**Problem to work on**
Work out how many lines of the listing below include the string "County", and give that number alone.

**Records to process**
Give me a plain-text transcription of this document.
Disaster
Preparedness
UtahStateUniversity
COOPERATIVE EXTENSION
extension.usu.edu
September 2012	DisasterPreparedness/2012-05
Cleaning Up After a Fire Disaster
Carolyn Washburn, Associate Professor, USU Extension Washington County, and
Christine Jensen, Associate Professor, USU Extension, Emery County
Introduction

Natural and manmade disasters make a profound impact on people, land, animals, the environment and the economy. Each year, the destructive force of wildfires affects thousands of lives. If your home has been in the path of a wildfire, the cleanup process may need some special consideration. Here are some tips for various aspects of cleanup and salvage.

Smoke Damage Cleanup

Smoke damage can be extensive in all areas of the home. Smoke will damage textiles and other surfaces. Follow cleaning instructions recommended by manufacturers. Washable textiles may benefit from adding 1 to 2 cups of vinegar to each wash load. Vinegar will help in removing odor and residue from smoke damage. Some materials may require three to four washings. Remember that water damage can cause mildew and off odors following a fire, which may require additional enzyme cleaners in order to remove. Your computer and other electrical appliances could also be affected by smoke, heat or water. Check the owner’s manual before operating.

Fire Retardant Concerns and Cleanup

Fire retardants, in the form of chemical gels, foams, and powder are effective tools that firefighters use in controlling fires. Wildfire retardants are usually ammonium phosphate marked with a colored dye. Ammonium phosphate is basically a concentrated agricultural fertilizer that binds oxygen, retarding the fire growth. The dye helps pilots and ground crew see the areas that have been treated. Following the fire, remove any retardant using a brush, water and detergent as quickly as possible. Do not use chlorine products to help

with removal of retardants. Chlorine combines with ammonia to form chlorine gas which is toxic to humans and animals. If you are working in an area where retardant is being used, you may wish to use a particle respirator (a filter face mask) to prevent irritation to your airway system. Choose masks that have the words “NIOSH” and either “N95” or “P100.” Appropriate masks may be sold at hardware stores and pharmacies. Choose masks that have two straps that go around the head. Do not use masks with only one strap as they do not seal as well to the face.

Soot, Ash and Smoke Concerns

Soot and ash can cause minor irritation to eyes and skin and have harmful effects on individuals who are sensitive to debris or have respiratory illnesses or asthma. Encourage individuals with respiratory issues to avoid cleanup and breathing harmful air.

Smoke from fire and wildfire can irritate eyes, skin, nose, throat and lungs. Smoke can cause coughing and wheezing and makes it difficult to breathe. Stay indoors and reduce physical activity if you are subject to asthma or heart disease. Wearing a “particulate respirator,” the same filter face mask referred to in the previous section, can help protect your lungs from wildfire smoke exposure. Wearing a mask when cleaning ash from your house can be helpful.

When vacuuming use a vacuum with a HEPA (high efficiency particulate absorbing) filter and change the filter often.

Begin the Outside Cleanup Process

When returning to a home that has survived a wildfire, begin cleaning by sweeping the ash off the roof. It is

**Answer to this problem**
2